***** Raw records *****

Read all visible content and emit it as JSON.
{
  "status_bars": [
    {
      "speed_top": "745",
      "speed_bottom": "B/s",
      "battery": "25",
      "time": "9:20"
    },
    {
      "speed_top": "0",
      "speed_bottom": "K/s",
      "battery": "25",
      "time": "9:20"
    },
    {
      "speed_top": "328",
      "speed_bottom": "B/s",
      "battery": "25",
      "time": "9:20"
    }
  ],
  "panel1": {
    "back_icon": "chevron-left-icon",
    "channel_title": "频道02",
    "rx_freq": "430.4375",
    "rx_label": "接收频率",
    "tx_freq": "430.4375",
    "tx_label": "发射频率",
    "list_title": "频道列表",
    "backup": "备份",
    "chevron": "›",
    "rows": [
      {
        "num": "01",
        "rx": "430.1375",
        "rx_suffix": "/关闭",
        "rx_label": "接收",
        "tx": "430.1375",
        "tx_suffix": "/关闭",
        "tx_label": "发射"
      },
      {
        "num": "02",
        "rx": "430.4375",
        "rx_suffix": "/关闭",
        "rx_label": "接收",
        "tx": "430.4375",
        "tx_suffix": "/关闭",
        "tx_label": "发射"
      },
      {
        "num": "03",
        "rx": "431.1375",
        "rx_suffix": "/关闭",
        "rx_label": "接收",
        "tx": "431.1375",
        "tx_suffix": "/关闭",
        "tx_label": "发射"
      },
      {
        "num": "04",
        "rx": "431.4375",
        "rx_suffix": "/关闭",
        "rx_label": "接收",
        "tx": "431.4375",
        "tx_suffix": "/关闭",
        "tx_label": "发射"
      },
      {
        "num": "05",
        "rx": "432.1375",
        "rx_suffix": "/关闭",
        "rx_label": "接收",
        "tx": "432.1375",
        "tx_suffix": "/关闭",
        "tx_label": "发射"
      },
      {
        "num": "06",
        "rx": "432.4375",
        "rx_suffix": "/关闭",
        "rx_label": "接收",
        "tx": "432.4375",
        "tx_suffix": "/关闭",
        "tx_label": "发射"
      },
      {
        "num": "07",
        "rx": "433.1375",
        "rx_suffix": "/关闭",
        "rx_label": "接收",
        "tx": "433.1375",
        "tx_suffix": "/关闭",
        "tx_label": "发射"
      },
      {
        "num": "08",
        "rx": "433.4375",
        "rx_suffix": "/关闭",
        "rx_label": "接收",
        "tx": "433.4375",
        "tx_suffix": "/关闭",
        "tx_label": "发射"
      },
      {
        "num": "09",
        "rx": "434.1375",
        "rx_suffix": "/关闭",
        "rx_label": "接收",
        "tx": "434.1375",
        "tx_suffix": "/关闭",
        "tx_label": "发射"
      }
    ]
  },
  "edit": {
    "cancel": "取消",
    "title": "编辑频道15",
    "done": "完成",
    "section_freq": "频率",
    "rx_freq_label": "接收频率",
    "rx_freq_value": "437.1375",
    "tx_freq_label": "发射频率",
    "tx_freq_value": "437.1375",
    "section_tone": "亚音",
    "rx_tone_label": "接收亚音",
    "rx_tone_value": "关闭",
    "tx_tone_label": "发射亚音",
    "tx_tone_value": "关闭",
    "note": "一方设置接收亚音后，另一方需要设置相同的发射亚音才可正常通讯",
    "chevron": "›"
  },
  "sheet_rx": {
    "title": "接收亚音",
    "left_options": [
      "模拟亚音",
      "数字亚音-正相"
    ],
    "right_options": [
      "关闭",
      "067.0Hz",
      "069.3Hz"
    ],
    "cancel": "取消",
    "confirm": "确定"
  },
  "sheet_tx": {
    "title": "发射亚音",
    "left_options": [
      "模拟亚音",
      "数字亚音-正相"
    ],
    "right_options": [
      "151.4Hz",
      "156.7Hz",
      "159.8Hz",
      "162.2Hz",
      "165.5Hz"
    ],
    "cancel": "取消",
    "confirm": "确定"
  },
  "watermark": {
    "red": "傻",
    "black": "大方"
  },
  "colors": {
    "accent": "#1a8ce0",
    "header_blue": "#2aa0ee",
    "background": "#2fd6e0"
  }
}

*****

-- Exercise description --
Write out every line from the entries where "chevron" appears.

-- Solution --
    "back_icon": "chevron-left-icon",
    "chevron": "›",
    "chevron": "›"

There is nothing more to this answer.